§ **DATA FOR THIS TASK**

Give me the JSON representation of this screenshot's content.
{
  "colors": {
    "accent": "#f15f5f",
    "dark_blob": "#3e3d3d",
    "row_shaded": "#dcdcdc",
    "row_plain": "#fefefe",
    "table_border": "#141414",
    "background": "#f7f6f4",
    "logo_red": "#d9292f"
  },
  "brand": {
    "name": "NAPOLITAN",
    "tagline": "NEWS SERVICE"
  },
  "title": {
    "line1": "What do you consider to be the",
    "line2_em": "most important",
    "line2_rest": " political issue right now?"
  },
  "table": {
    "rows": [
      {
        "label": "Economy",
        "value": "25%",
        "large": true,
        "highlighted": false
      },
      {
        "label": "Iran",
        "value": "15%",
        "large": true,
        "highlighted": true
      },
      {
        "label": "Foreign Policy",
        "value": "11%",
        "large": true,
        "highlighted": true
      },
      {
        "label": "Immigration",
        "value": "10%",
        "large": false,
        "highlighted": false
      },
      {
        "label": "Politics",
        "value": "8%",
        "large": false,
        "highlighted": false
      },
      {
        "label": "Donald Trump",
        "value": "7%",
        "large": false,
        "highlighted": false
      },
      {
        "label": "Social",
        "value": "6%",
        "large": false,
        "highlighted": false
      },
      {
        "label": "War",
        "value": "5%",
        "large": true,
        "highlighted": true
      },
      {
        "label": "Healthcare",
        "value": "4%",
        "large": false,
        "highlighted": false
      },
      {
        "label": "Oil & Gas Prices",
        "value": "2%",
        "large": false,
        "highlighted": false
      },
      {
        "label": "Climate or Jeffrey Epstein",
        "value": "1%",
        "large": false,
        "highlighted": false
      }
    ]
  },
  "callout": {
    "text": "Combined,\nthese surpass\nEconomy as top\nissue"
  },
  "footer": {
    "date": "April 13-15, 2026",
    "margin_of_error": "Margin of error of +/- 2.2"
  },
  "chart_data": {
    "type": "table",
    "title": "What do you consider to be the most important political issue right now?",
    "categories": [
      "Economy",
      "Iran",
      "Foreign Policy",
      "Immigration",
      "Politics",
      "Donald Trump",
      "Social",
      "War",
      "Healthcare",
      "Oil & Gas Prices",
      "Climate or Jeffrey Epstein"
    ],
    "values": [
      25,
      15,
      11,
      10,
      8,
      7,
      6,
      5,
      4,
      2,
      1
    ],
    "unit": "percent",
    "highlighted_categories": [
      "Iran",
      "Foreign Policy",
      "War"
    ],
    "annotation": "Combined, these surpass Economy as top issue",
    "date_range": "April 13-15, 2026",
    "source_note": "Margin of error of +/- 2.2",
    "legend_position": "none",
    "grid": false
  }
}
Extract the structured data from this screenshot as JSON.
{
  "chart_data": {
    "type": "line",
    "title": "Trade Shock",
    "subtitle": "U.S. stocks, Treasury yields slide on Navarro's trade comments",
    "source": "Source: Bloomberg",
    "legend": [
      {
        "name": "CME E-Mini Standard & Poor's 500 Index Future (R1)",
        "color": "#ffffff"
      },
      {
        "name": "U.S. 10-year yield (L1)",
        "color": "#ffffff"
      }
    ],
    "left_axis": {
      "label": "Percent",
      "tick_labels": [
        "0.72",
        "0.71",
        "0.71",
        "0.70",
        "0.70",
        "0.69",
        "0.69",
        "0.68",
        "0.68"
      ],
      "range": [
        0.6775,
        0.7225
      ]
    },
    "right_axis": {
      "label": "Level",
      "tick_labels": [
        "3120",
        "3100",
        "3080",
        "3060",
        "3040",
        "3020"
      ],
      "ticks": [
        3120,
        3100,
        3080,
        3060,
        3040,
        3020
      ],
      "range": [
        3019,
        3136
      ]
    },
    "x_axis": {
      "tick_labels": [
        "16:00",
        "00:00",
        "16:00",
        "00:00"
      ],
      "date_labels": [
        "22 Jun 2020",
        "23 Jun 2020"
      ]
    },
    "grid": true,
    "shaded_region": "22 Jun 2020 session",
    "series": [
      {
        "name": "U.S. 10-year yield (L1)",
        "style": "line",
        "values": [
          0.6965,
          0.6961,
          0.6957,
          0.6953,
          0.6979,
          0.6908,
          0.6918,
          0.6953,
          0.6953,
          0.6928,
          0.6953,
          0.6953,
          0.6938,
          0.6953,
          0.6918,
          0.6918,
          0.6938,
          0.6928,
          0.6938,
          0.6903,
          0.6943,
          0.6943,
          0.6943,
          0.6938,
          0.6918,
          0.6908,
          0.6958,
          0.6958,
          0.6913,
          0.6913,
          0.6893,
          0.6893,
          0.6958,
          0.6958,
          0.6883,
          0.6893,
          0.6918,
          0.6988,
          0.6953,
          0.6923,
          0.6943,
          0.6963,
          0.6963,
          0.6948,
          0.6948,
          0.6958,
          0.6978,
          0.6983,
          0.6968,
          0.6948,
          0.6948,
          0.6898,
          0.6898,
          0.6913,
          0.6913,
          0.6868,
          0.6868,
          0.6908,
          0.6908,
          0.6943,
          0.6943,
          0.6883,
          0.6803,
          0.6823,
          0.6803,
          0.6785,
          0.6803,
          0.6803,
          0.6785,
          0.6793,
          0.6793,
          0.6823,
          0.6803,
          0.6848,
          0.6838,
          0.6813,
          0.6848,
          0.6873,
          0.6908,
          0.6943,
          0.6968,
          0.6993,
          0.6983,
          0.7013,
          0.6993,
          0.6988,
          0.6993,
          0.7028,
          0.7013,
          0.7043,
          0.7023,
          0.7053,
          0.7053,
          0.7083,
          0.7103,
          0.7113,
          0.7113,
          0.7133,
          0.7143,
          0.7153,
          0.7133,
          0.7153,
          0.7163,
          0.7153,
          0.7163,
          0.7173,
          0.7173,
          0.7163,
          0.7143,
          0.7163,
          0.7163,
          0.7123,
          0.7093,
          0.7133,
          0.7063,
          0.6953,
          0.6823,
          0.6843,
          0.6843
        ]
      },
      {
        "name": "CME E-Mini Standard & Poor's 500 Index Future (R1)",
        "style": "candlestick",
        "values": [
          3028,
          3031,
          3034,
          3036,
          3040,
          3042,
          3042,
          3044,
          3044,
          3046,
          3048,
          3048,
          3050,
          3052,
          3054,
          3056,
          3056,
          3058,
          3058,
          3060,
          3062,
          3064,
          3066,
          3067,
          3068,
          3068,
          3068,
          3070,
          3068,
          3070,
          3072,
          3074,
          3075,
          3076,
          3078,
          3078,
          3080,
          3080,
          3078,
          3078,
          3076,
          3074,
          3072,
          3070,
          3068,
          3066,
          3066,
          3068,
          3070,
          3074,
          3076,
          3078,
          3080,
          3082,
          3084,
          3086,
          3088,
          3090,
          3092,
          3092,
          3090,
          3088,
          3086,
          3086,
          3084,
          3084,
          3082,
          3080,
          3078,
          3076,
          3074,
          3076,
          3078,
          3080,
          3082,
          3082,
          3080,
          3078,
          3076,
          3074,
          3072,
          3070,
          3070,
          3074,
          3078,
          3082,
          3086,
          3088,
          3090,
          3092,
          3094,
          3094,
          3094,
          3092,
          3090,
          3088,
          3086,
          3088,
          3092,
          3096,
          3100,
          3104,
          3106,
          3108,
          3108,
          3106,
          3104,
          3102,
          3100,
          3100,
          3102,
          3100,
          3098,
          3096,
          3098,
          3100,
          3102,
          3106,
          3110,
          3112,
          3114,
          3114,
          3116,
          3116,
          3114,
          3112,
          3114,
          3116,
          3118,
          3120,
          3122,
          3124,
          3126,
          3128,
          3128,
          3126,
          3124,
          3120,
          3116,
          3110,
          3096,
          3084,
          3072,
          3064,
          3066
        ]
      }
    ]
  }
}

§ **EXERCISE TASK**
Repeat all of the records above exactly as they appear.

§ **FINAL ANSWER**
Give me the JSON representation of this screenshot's content.
{
  "colors": {
    "accent": "#f15f5f",
    "dark_blob": "#3e3d3d",
    "row_shaded": "#dcdcdc",
    "row_plain": "#fefefe",
    "table_border": "#141414",
    "background": "#f7f6f4",
    "logo_red": "#d9292f"
  },
  "brand": {
    "name": "NAPOLITAN",
    "tagline": "NEWS SERVICE"
  },
  "title": {
    "line1": "What do you consider to be the",
    "line2_em": "most important",
    "line2_rest": " political issue right now?"
  },
  "table": {
    "rows": [
      {
        "label": "Economy",
        "value": "25%",
        "large": true,
        "highlighted": false
      },
      {
        "label": "Iran",
        "value": "15%",
        "large": true,
        "highlighted": true
      },
      {
        "label": "Foreign Policy",
        "value": "11%",
        "large": true,
        "highlighted": true
      },
      {
        "label": "Immigration",
        "value": "10%",
        "large": false,
        "highlighted": false
      },
      {
        "label": "Politics",
        "value": "8%",
        "large": false,
        "highlighted": false
      },
      {
        "label": "Donald Trump",
        "value": "7%",
        "large": false,
        "highlighted": false
      },
      {
        "label": "Social",
        "value": "6%",
        "large": false,
        "highlighted": false
      },
      {
        "label": "War",
        "value": "5%",
        "large": true,
        "highlighted": true
      },
      {
        "label": "Healthcare",
        "value": "4%",
        "large": false,
        "highlighted": false
      },
      {
        "label": "Oil & Gas Prices",
        "value": "2%",
        "large": false,
        "highlighted": false
      },
      {
        "label": "Climate or Jeffrey Epstein",
        "value": "1%",
        "large": false,
        "highlighted": false
      }
    ]
  },
  "callout": {
    "text": "Combined,\nthese surpass\nEconomy as top\nissue"
  },
  "footer": {
    "date": "April 13-15, 2026",
    "margin_of_error": "Margin of error of +/- 2.2"
  },
  "chart_data": {
    "type": "table",
    "title": "What do you consider to be the most important political issue right now?",
    "categories": [
      "Economy",
      "Iran",
      "Foreign Policy",
      "Immigration",
      "Politics",
      "Donald Trump",
      "Social",
      "War",
      "Healthcare",
      "Oil & Gas Prices",
      "Climate or Jeffrey Epstein"
    ],
    "values": [
      25,
      15,
      11,
      10,
      8,
      7,
      6,
      5,
      4,
      2,
      1
    ],
    "unit": "percent",
    "highlighted_categories": [
      "Iran",
      "Foreign Policy",
      "War"
    ],
    "annotation": "Combined, these surpass Economy as top issue",
    "date_range": "April 13-15, 2026",
    "source_note": "Margin of error of +/- 2.2",
    "legend_position": "none",
    "grid": false
  }
}
Extract the structured data from this screenshot as JSON.
{
  "chart_data": {
    "type": "line",
    "title": "Trade Shock",
    "subtitle": "U.S. stocks, Treasury yields slide on Navarro's trade comments",
    "source": "Source: Bloomberg",
    "legend": [
      {
        "name": "CME E-Mini Standard & Poor's 500 Index Future (R1)",
        "color": "#ffffff"
      },
      {
        "name": "U.S. 10-year yield (L1)",
        "color": "#ffffff"
      }
    ],
    "left_axis": {
      "label": "Percent",
      "tick_labels": [
        "0.72",
        "0.71",
        "0.71",
        "0.70",
        "0.70",
        "0.69",
        "0.69",
        "0.68",
        "0.68"
      ],
      "range": [
        0.6775,
        0.7225
      ]
    },
    "right_axis": {
      "label": "Level",
      "tick_labels": [
        "3120",
        "3100",
        "3080",
        "3060",
        "3040",
        "3020"
      ],
      "ticks": [
        3120,
        3100,
        3080,
        3060,
        3040,
        3020
      ],
      "range": [
        3019,
        3136
      ]
    },
    "x_axis": {
      "tick_labels": [
        "16:00",
        "00:00",
        "16:00",
        "00:00"
      ],
      "date_labels": [
        "22 Jun 2020",
        "23 Jun 2020"
      ]
    },
    "grid": true,
    "shaded_region": "22 Jun 2020 session",
    "series": [
      {
        "name": "U.S. 10-year yield (L1)",
        "style": "line",
        "values": [
          0.6965,
          0.6961,
          0.6957,
          0.6953,
          0.6979,
          0.6908,
          0.6918,
          0.6953,
          0.6953,
          0.6928,
          0.6953,
          0.6953,
          0.6938,
          0.6953,
          0.6918,
          0.6918,
          0.6938,
          0.6928,
          0.6938,
          0.6903,
          0.6943,
          0.6943,
          0.6943,
          0.6938,
          0.6918,
          0.6908,
          0.6958,
          0.6958,
          0.6913,
          0.6913,
          0.6893,
          0.6893,
          0.6958,
          0.6958,
          0.6883,
          0.6893,
          0.6918,
          0.6988,
          0.6953,
          0.6923,
          0.6943,
          0.6963,
          0.6963,
          0.6948,
          0.6948,
          0.6958,
          0.6978,
          0.6983,
          0.6968,
          0.6948,
          0.6948,
          0.6898,
          0.6898,
          0.6913,
          0.6913,
          0.6868,
          0.6868,
          0.6908,
          0.6908,
          0.6943,
          0.6943,
          0.6883,
          0.6803,
          0.6823,
          0.6803,
          0.6785,
          0.6803,
          0.6803,
          0.6785,
          0.6793,
          0.6793,
          0.6823,
          0.6803,
          0.6848,
          0.6838,
          0.6813,
          0.6848,
          0.6873,
          0.6908,
          0.6943,
          0.6968,
          0.6993,
          0.6983,
          0.7013,
          0.6993,
          0.6988,
          0.6993,
          0.7028,
          0.7013,
          0.7043,
          0.7023,
          0.7053,
          0.7053,
          0.7083,
          0.7103,
          0.7113,
          0.7113,
          0.7133,
          0.7143,
          0.7153,
          0.7133,
          0.7153,
          0.7163,
          0.7153,
          0.7163,
          0.7173,
          0.7173,
          0.7163,
          0.7143,
          0.7163,
          0.7163,
          0.7123,
          0.7093,
          0.7133,
          0.7063,
          0.6953,
          0.6823,
          0.6843,
          0.6843
        ]
      },
      {
        "name": "CME E-Mini Standard & Poor's 500 Index Future (R1)",
        "style": "candlestick",
        "values": [
          3028,
          3031,
          3034,
          3036,
          3040,
          3042,
          3042,
          3044,
          3044,
          3046,
          3048,
          3048,
          3050,
          3052,
          3054,
          3056,
          3056,
          3058,
          3058,
          3060,
          3062,
          3064,
          3066,
          3067,
          3068,
          3068,
          3068,
          3070,
          3068,
          3070,
          3072,
          3074,
          3075,
          3076,
          3078,
          3078,
          3080,
          3080,
          3078,
          3078,
          3076,
          3074,
          3072,
          3070,
          3068,
          3066,
          3066,
          3068,
          3070,
          3074,
          3076,
          3078,
          3080,
          3082,
          3084,
          3086,
          3088,
          3090,
          3092,
          3092,
          3090,
          3088,
          3086,
          3086,
          3084,
          3084,
          3082,
          3080,
          3078,
          3076,
          3074,
          3076,
          3078,
          3080,
          3082,
          3082,
          3080,
          3078,
          3076,
          3074,
          3072,
          3070,
          3070,
          3074,
          3078,
          3082,
          3086,
          3088,
          3090,
          3092,
          3094,
          3094,
          3094,
          3092,
          3090,
          3088,
          3086,
          3088,
          3092,
          3096,
          3100,
          3104,
          3106,
          3108,
          3108,
          3106,
          3104,
          3102,
          3100,
          3100,
          3102,
          3100,
          3098,
          3096,
          3098,
          3100,
          3102,
          3106,
          3110,
          3112,
          3114,
          3114,
          3116,
          3116,
          3114,
          3112,
          3114,
          3116,
          3118,
          3120,
          3122,
          3124,
          3126,
          3128,
          3128,
          3126,
          3124,
          3120,
          3116,
          3110,
          3096,
          3084,
          3072,
          3064,
          3066
        ]
      }
    ]
  }
}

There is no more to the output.